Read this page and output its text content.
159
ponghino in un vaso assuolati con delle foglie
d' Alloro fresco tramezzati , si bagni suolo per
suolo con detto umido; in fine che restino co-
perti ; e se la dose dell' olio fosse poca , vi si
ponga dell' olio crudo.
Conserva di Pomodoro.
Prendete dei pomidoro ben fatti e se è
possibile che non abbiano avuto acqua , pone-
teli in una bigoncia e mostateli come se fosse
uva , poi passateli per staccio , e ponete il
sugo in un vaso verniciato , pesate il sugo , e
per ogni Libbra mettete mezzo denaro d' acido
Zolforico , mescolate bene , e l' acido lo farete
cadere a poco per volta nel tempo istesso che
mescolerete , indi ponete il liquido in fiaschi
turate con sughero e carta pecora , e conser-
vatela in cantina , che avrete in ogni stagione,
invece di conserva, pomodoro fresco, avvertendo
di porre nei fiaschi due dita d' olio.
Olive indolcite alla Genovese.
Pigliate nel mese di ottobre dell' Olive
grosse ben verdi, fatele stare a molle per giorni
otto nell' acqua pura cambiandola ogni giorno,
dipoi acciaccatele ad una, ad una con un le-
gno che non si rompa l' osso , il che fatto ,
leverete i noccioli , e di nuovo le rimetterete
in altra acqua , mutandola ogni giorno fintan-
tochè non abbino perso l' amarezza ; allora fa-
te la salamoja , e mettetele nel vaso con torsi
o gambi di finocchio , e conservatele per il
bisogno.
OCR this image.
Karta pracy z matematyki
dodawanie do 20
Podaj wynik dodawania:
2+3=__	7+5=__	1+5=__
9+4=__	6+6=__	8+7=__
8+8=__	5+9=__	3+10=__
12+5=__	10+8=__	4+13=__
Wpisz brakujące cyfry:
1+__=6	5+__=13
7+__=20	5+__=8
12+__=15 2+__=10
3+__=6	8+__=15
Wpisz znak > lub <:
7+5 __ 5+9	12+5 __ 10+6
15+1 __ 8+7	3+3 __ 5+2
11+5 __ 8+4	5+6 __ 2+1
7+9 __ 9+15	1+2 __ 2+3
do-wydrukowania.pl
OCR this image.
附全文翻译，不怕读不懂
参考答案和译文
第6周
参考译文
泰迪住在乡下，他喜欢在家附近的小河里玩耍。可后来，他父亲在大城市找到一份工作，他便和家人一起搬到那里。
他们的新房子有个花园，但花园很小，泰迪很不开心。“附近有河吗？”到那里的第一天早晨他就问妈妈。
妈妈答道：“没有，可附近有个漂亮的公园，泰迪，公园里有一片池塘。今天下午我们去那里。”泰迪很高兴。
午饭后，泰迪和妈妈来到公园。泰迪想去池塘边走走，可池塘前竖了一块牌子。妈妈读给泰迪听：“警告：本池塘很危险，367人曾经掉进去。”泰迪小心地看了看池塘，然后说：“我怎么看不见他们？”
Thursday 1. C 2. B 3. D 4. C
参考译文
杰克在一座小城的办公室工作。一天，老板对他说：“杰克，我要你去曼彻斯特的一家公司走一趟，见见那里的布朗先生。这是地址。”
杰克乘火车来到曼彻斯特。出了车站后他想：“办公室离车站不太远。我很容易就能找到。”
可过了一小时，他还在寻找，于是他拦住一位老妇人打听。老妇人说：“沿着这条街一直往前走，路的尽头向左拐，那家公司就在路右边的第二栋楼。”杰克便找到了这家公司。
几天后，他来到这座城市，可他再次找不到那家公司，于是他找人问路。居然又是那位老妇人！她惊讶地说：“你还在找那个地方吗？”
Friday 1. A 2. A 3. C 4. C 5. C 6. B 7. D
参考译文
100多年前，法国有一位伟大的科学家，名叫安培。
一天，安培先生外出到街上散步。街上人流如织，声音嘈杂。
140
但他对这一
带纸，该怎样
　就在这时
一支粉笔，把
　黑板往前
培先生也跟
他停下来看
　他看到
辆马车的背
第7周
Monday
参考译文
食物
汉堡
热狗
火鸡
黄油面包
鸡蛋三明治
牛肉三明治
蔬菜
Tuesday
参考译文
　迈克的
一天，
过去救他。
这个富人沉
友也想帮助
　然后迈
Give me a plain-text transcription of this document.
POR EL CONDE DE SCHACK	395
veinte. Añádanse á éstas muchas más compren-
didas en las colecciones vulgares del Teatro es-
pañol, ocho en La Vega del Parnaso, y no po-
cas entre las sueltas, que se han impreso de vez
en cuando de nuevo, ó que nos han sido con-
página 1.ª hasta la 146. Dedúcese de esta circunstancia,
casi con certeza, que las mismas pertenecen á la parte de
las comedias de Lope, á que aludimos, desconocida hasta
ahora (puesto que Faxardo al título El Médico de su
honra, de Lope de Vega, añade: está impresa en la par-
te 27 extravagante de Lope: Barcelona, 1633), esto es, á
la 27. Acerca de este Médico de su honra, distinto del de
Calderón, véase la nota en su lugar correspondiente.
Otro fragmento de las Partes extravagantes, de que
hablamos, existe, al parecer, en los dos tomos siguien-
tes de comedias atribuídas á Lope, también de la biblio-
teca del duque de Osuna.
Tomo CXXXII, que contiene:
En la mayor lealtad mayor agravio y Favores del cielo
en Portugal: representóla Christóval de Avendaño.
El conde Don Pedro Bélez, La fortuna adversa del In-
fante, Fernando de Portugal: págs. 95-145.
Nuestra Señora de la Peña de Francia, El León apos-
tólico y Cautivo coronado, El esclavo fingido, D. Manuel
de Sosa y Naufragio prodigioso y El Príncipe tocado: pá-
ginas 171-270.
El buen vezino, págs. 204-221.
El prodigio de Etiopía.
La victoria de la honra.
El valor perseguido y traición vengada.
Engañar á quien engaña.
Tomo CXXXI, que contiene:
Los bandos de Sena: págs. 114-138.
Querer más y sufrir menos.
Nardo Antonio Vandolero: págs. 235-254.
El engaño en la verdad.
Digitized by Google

# Task description
Exactly as shown, repeat every record.

# Expected answer
Read this page and output its text content.
159
ponghino in un vaso assuolati con delle foglie
d' Alloro fresco tramezzati , si bagni suolo per
suolo con detto umido; in fine che restino co-
perti ; e se la dose dell' olio fosse poca , vi si
ponga dell' olio crudo.
Conserva di Pomodoro.
Prendete dei pomidoro ben fatti e se è
possibile che non abbiano avuto acqua , pone-
teli in una bigoncia e mostateli come se fosse
uva , poi passateli per staccio , e ponete il
sugo in un vaso verniciato , pesate il sugo , e
per ogni Libbra mettete mezzo denaro d' acido
Zolforico , mescolate bene , e l' acido lo farete
cadere a poco per volta nel tempo istesso che
mescolerete , indi ponete il liquido in fiaschi
turate con sughero e carta pecora , e conser-
vatela in cantina , che avrete in ogni stagione,
invece di conserva, pomodoro fresco, avvertendo
di porre nei fiaschi due dita d' olio.
Olive indolcite alla Genovese.
Pigliate nel mese di ottobre dell' Olive
grosse ben verdi, fatele stare a molle per giorni
otto nell' acqua pura cambiandola ogni giorno,
dipoi acciaccatele ad una, ad una con un le-
gno che non si rompa l' osso , il che fatto ,
leverete i noccioli , e di nuovo le rimetterete
in altra acqua , mutandola ogni giorno fintan-
tochè non abbino perso l' amarezza ; allora fa-
te la salamoja , e mettetele nel vaso con torsi
o gambi di finocchio , e conservatele per il
bisogno.
OCR this image.
Karta pracy z matematyki
dodawanie do 20
Podaj wynik dodawania:
2+3=__	7+5=__	1+5=__
9+4=__	6+6=__	8+7=__
8+8=__	5+9=__	3+10=__
12+5=__	10+8=__	4+13=__
Wpisz brakujące cyfry:
1+__=6	5+__=13
7+__=20	5+__=8
12+__=15 2+__=10
3+__=6	8+__=15
Wpisz znak > lub <:
7+5 __ 5+9	12+5 __ 10+6
15+1 __ 8+7	3+3 __ 5+2
11+5 __ 8+4	5+6 __ 2+1
7+9 __ 9+15	1+2 __ 2+3
do-wydrukowania.pl
OCR this image.
附全文翻译，不怕读不懂
参考答案和译文
第6周
参考译文
泰迪住在乡下，他喜欢在家附近的小河里玩耍。可后来，他父亲在大城市找到一份工作，他便和家人一起搬到那里。
他们的新房子有个花园，但花园很小，泰迪很不开心。“附近有河吗？”到那里的第一天早晨他就问妈妈。
妈妈答道：“没有，可附近有个漂亮的公园，泰迪，公园里有一片池塘。今天下午我们去那里。”泰迪很高兴。
午饭后，泰迪和妈妈来到公园。泰迪想去池塘边走走，可池塘前竖了一块牌子。妈妈读给泰迪听：“警告：本池塘很危险，367人曾经掉进去。”泰迪小心地看了看池塘，然后说：“我怎么看不见他们？”
Thursday 1. C 2. B 3. D 4. C
参考译文
杰克在一座小城的办公室工作。一天，老板对他说：“杰克，我要你去曼彻斯特的一家公司走一趟，见见那里的布朗先生。这是地址。”
杰克乘火车来到曼彻斯特。出了车站后他想：“办公室离车站不太远。我很容易就能找到。”
可过了一小时，他还在寻找，于是他拦住一位老妇人打听。老妇人说：“沿着这条街一直往前走，路的尽头向左拐，那家公司就在路右边的第二栋楼。”杰克便找到了这家公司。
几天后，他来到这座城市，可他再次找不到那家公司，于是他找人问路。居然又是那位老妇人！她惊讶地说：“你还在找那个地方吗？”
Friday 1. A 2. A 3. C 4. C 5. C 6. B 7. D
参考译文
100多年前，法国有一位伟大的科学家，名叫安培。
一天，安培先生外出到街上散步。街上人流如织，声音嘈杂。
140
但他对这一
带纸，该怎样
　就在这时
一支粉笔，把
　黑板往前
培先生也跟
他停下来看
　他看到
辆马车的背
第7周
Monday
参考译文
食物
汉堡
热狗
火鸡
黄油面包
鸡蛋三明治
牛肉三明治
蔬菜
Tuesday
参考译文
　迈克的
一天，
过去救他。
这个富人沉
友也想帮助
　然后迈
Give me a plain-text transcription of this document.
POR EL CONDE DE SCHACK	395
veinte. Añádanse á éstas muchas más compren-
didas en las colecciones vulgares del Teatro es-
pañol, ocho en La Vega del Parnaso, y no po-
cas entre las sueltas, que se han impreso de vez
en cuando de nuevo, ó que nos han sido con-
página 1.ª hasta la 146. Dedúcese de esta circunstancia,
casi con certeza, que las mismas pertenecen á la parte de
las comedias de Lope, á que aludimos, desconocida hasta
ahora (puesto que Faxardo al título El Médico de su
honra, de Lope de Vega, añade: está impresa en la par-
te 27 extravagante de Lope: Barcelona, 1633), esto es, á
la 27. Acerca de este Médico de su honra, distinto del de
Calderón, véase la nota en su lugar correspondiente.
Otro fragmento de las Partes extravagantes, de que
hablamos, existe, al parecer, en los dos tomos siguien-
tes de comedias atribuídas á Lope, también de la biblio-
teca del duque de Osuna.
Tomo CXXXII, que contiene:
En la mayor lealtad mayor agravio y Favores del cielo
en Portugal: representóla Christóval de Avendaño.
El conde Don Pedro Bélez, La fortuna adversa del In-
fante, Fernando de Portugal: págs. 95-145.
Nuestra Señora de la Peña de Francia, El León apos-
tólico y Cautivo coronado, El esclavo fingido, D. Manuel
de Sosa y Naufragio prodigioso y El Príncipe tocado: pá-
ginas 171-270.
El buen vezino, págs. 204-221.
El prodigio de Etiopía.
La victoria de la honra.
El valor perseguido y traición vengada.
Engañar á quien engaña.
Tomo CXXXI, que contiene:
Los bandos de Sena: págs. 114-138.
Querer más y sufrir menos.
Nardo Antonio Vandolero: págs. 235-254.
El engaño en la verdad.
Digitized by Google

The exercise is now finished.